- **WRITTEN TASK**:
Pick out all lines in the listing holding the string "随君直到夜郎西" and copy them.

- **DATA RECORDS**:
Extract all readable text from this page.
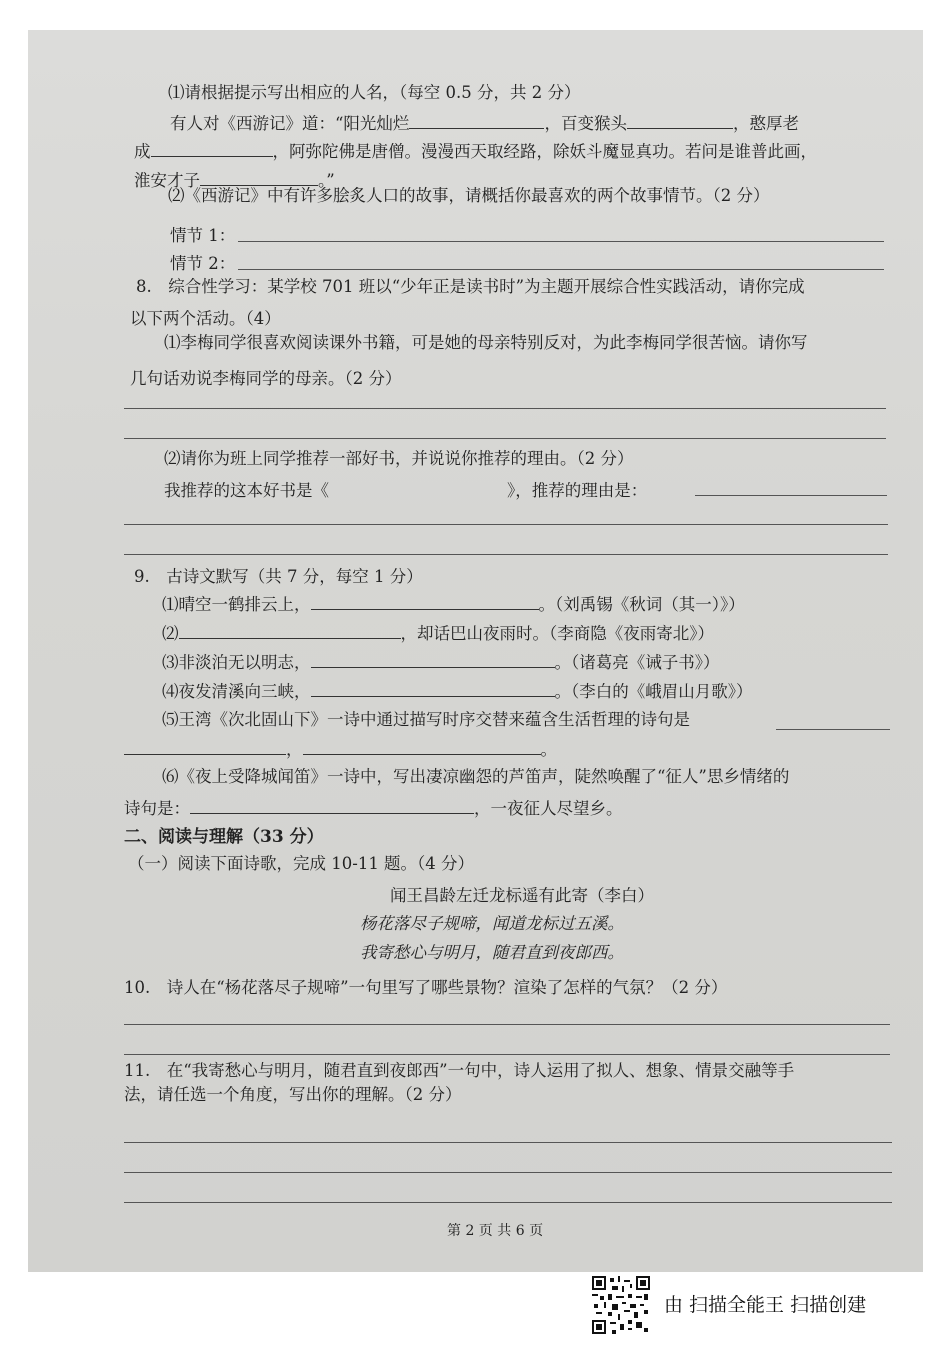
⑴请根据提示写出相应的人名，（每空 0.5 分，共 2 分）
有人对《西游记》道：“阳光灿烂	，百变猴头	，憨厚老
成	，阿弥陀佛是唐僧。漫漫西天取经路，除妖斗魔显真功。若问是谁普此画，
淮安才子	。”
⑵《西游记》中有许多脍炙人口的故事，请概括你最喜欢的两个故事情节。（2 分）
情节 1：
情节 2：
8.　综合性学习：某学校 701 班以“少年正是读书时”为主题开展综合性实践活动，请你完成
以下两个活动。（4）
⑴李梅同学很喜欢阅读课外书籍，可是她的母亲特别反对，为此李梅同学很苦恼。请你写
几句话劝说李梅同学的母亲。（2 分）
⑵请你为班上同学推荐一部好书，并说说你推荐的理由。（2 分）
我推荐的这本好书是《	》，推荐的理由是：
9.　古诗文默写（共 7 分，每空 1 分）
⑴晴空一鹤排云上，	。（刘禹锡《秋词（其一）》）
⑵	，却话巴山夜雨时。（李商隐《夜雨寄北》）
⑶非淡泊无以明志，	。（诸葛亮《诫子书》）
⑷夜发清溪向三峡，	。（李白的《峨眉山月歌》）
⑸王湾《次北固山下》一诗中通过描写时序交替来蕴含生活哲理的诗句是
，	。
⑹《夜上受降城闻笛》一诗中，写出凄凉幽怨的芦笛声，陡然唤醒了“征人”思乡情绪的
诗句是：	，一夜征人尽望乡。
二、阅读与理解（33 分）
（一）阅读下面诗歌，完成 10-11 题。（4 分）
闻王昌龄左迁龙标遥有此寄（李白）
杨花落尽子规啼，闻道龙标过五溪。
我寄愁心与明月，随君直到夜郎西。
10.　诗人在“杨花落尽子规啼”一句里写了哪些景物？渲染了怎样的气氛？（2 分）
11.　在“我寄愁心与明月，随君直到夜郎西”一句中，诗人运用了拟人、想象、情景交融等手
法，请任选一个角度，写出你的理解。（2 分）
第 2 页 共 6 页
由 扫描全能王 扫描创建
--
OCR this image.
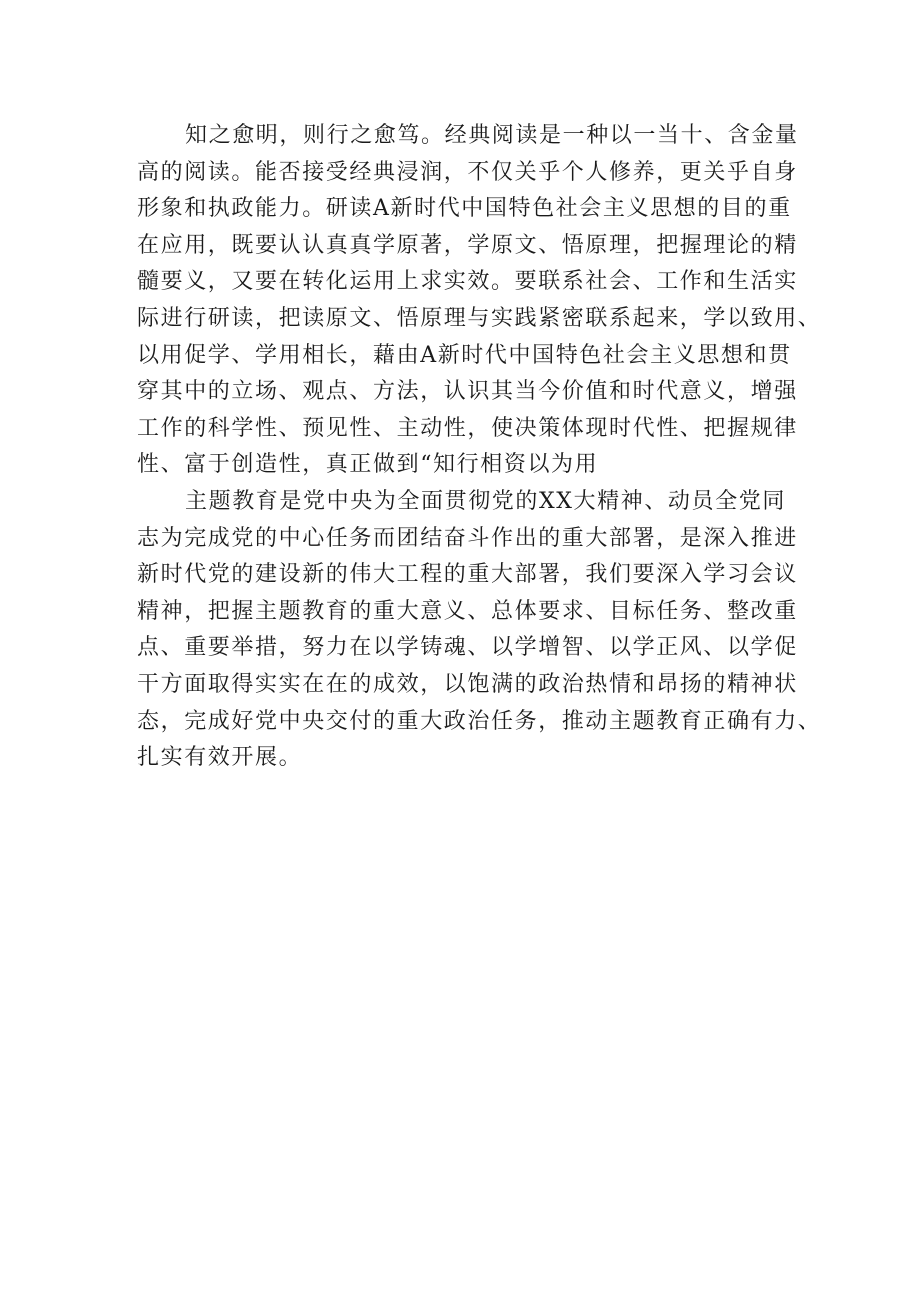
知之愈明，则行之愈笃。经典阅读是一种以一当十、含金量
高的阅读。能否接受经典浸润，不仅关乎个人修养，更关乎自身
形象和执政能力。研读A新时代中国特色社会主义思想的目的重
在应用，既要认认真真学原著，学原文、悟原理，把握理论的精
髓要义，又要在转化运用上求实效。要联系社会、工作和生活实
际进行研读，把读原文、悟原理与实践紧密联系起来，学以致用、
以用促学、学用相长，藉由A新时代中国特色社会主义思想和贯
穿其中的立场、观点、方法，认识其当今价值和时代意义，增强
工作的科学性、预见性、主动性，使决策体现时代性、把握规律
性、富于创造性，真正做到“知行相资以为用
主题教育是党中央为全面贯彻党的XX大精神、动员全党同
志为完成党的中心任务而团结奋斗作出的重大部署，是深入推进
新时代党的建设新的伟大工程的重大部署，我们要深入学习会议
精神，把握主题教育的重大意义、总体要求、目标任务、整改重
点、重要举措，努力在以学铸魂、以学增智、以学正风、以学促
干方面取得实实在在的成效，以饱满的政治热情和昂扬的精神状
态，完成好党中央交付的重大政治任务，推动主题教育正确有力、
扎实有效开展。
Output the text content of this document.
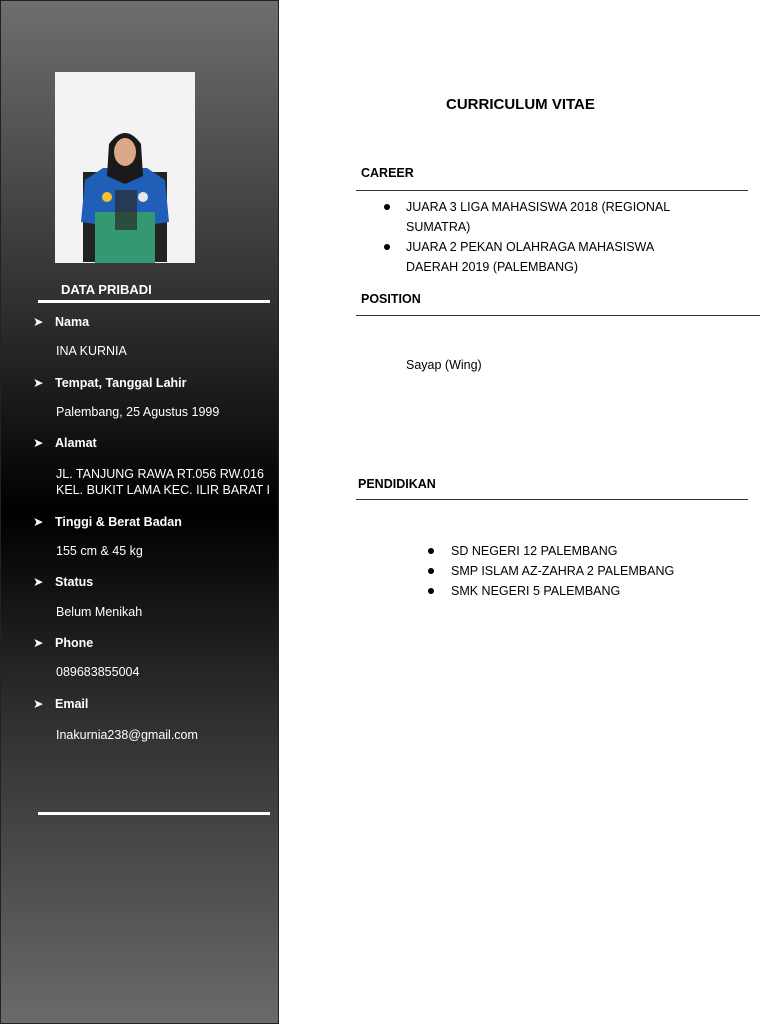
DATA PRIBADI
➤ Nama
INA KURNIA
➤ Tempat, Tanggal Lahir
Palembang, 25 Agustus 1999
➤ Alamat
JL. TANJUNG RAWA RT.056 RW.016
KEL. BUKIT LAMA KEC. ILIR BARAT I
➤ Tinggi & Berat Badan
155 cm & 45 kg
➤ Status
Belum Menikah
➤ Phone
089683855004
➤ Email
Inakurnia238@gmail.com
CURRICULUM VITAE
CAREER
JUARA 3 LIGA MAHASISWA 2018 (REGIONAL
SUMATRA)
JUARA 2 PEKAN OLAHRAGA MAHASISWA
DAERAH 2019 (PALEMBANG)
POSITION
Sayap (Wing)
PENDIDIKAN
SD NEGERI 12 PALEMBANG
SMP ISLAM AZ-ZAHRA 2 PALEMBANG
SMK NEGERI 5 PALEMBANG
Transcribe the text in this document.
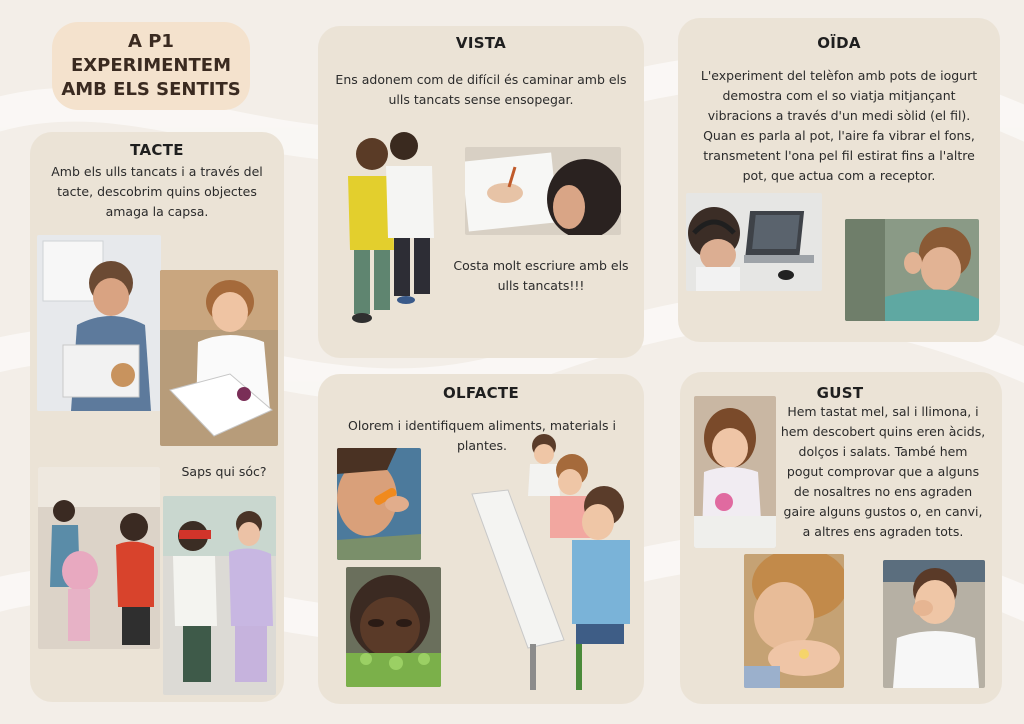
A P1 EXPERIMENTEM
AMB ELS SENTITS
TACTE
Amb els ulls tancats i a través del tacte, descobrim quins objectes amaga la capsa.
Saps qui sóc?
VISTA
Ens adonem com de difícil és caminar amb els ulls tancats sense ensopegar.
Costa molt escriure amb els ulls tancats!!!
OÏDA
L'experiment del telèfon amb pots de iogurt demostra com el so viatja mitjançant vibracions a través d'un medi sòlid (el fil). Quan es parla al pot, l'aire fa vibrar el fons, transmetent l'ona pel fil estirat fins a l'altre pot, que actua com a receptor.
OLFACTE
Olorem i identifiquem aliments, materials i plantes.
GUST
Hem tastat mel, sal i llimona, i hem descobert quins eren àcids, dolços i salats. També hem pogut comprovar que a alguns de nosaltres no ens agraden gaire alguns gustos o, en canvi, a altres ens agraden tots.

- **EXERCISE RESPONSE**:
我寄愁心与明月，随君直到夜郎西。
11.　在“我寄愁心与明月，随君直到夜郎西”一句中，诗人运用了拟人、想象、情景交融等手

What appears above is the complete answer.